Repeat the whole of the data, keeping every detail the same.

** START OF Provided material **

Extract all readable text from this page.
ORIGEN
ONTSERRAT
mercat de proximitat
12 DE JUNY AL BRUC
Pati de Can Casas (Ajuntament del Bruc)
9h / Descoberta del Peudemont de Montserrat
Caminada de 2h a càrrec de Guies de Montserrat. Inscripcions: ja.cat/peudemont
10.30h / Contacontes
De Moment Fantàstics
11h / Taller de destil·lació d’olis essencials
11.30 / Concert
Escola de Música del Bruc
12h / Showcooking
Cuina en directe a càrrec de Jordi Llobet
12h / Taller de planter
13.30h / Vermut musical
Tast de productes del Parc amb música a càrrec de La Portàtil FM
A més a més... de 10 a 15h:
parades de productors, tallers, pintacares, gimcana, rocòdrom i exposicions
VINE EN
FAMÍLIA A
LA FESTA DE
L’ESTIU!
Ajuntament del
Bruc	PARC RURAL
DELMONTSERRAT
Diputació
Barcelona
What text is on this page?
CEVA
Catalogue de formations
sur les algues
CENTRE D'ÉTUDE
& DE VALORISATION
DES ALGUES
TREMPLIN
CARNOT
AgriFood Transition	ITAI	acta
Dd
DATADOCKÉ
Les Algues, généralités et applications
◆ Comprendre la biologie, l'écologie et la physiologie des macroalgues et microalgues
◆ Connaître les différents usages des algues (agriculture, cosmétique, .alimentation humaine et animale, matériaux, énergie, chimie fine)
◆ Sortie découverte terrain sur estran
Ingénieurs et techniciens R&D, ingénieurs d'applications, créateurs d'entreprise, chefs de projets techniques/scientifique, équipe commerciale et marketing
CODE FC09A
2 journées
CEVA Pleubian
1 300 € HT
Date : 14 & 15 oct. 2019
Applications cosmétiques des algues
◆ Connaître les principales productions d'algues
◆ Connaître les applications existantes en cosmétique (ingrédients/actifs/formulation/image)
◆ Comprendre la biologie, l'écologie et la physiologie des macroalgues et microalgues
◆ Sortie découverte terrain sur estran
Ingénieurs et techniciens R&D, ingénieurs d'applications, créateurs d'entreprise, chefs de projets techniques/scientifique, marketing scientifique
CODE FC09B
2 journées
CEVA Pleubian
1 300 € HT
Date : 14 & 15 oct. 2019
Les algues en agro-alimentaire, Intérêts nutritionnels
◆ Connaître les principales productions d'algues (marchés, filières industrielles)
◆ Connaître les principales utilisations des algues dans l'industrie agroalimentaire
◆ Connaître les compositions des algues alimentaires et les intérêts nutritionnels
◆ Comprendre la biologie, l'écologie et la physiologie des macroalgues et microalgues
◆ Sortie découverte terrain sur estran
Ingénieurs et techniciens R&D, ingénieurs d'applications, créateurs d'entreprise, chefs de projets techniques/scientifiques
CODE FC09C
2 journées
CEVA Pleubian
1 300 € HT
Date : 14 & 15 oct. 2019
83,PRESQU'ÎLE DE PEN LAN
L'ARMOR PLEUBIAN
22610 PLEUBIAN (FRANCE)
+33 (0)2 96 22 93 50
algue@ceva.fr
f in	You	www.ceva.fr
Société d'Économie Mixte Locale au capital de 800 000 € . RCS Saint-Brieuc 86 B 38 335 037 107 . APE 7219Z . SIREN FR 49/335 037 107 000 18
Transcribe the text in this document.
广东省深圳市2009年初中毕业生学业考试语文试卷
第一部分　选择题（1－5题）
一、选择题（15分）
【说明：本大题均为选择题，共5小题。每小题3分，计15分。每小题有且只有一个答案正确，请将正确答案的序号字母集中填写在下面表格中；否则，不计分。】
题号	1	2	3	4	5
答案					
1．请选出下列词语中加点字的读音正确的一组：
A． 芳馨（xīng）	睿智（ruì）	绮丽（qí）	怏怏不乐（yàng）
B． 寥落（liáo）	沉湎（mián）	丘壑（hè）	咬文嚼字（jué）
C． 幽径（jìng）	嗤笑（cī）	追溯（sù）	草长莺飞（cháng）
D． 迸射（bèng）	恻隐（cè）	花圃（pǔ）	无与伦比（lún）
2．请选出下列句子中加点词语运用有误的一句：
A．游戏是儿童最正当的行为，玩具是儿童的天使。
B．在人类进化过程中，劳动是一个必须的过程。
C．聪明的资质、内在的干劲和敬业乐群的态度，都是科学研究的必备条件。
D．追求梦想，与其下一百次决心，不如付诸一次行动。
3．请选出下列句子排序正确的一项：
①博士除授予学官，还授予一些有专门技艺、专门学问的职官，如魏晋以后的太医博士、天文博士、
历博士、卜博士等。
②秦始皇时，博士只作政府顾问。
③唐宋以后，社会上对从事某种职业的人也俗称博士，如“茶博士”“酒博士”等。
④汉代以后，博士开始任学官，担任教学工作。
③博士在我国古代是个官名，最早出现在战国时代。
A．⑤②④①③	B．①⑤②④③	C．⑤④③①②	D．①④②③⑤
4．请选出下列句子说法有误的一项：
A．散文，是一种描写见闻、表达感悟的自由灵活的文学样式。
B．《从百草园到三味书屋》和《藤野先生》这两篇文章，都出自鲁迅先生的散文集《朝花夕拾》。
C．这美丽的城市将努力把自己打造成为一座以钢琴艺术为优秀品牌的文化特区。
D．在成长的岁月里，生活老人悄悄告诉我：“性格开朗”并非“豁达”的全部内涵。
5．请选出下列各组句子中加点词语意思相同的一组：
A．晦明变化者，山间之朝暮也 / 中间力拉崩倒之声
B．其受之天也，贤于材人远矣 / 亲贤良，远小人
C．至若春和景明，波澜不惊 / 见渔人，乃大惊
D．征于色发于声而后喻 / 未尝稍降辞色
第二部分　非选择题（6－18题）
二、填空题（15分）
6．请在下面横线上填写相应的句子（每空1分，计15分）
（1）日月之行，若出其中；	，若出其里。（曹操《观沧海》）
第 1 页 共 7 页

** END OF Provided material **

Completed task –
Extract all readable text from this page.
ORIGEN
ONTSERRAT
mercat de proximitat
12 DE JUNY AL BRUC
Pati de Can Casas (Ajuntament del Bruc)
9h / Descoberta del Peudemont de Montserrat
Caminada de 2h a càrrec de Guies de Montserrat. Inscripcions: ja.cat/peudemont
10.30h / Contacontes
De Moment Fantàstics
11h / Taller de destil·lació d’olis essencials
11.30 / Concert
Escola de Música del Bruc
12h / Showcooking
Cuina en directe a càrrec de Jordi Llobet
12h / Taller de planter
13.30h / Vermut musical
Tast de productes del Parc amb música a càrrec de La Portàtil FM
A més a més... de 10 a 15h:
parades de productors, tallers, pintacares, gimcana, rocòdrom i exposicions
VINE EN
FAMÍLIA A
LA FESTA DE
L’ESTIU!
Ajuntament del
Bruc	PARC RURAL
DELMONTSERRAT
Diputació
Barcelona
What text is on this page?
CEVA
Catalogue de formations
sur les algues
CENTRE D'ÉTUDE
& DE VALORISATION
DES ALGUES
TREMPLIN
CARNOT
AgriFood Transition	ITAI	acta
Dd
DATADOCKÉ
Les Algues, généralités et applications
◆ Comprendre la biologie, l'écologie et la physiologie des macroalgues et microalgues
◆ Connaître les différents usages des algues (agriculture, cosmétique, .alimentation humaine et animale, matériaux, énergie, chimie fine)
◆ Sortie découverte terrain sur estran
Ingénieurs et techniciens R&D, ingénieurs d'applications, créateurs d'entreprise, chefs de projets techniques/scientifique, équipe commerciale et marketing
CODE FC09A
2 journées
CEVA Pleubian
1 300 € HT
Date : 14 & 15 oct. 2019
Applications cosmétiques des algues
◆ Connaître les principales productions d'algues
◆ Connaître les applications existantes en cosmétique (ingrédients/actifs/formulation/image)
◆ Comprendre la biologie, l'écologie et la physiologie des macroalgues et microalgues
◆ Sortie découverte terrain sur estran
Ingénieurs et techniciens R&D, ingénieurs d'applications, créateurs d'entreprise, chefs de projets techniques/scientifique, marketing scientifique
CODE FC09B
2 journées
CEVA Pleubian
1 300 € HT
Date : 14 & 15 oct. 2019
Les algues en agro-alimentaire, Intérêts nutritionnels
◆ Connaître les principales productions d'algues (marchés, filières industrielles)
◆ Connaître les principales utilisations des algues dans l'industrie agroalimentaire
◆ Connaître les compositions des algues alimentaires et les intérêts nutritionnels
◆ Comprendre la biologie, l'écologie et la physiologie des macroalgues et microalgues
◆ Sortie découverte terrain sur estran
Ingénieurs et techniciens R&D, ingénieurs d'applications, créateurs d'entreprise, chefs de projets techniques/scientifiques
CODE FC09C
2 journées
CEVA Pleubian
1 300 € HT
Date : 14 & 15 oct. 2019
83,PRESQU'ÎLE DE PEN LAN
L'ARMOR PLEUBIAN
22610 PLEUBIAN (FRANCE)
+33 (0)2 96 22 93 50
algue@ceva.fr
f in	You	www.ceva.fr
Société d'Économie Mixte Locale au capital de 800 000 € . RCS Saint-Brieuc 86 B 38 335 037 107 . APE 7219Z . SIREN FR 49/335 037 107 000 18
Transcribe the text in this document.
广东省深圳市2009年初中毕业生学业考试语文试卷
第一部分　选择题（1－5题）
一、选择题（15分）
【说明：本大题均为选择题，共5小题。每小题3分，计15分。每小题有且只有一个答案正确，请将正确答案的序号字母集中填写在下面表格中；否则，不计分。】
题号	1	2	3	4	5
答案					
1．请选出下列词语中加点字的读音正确的一组：
A． 芳馨（xīng）	睿智（ruì）	绮丽（qí）	怏怏不乐（yàng）
B． 寥落（liáo）	沉湎（mián）	丘壑（hè）	咬文嚼字（jué）
C． 幽径（jìng）	嗤笑（cī）	追溯（sù）	草长莺飞（cháng）
D． 迸射（bèng）	恻隐（cè）	花圃（pǔ）	无与伦比（lún）
2．请选出下列句子中加点词语运用有误的一句：
A．游戏是儿童最正当的行为，玩具是儿童的天使。
B．在人类进化过程中，劳动是一个必须的过程。
C．聪明的资质、内在的干劲和敬业乐群的态度，都是科学研究的必备条件。
D．追求梦想，与其下一百次决心，不如付诸一次行动。
3．请选出下列句子排序正确的一项：
①博士除授予学官，还授予一些有专门技艺、专门学问的职官，如魏晋以后的太医博士、天文博士、
历博士、卜博士等。
②秦始皇时，博士只作政府顾问。
③唐宋以后，社会上对从事某种职业的人也俗称博士，如“茶博士”“酒博士”等。
④汉代以后，博士开始任学官，担任教学工作。
③博士在我国古代是个官名，最早出现在战国时代。
A．⑤②④①③	B．①⑤②④③	C．⑤④③①②	D．①④②③⑤
4．请选出下列句子说法有误的一项：
A．散文，是一种描写见闻、表达感悟的自由灵活的文学样式。
B．《从百草园到三味书屋》和《藤野先生》这两篇文章，都出自鲁迅先生的散文集《朝花夕拾》。
C．这美丽的城市将努力把自己打造成为一座以钢琴艺术为优秀品牌的文化特区。
D．在成长的岁月里，生活老人悄悄告诉我：“性格开朗”并非“豁达”的全部内涵。
5．请选出下列各组句子中加点词语意思相同的一组：
A．晦明变化者，山间之朝暮也 / 中间力拉崩倒之声
B．其受之天也，贤于材人远矣 / 亲贤良，远小人
C．至若春和景明，波澜不惊 / 见渔人，乃大惊
D．征于色发于声而后喻 / 未尝稍降辞色
第二部分　非选择题（6－18题）
二、填空题（15分）
6．请在下面横线上填写相应的句子（每空1分，计15分）
（1）日月之行，若出其中；	，若出其里。（曹操《观沧海》）
第 1 页 共 7 页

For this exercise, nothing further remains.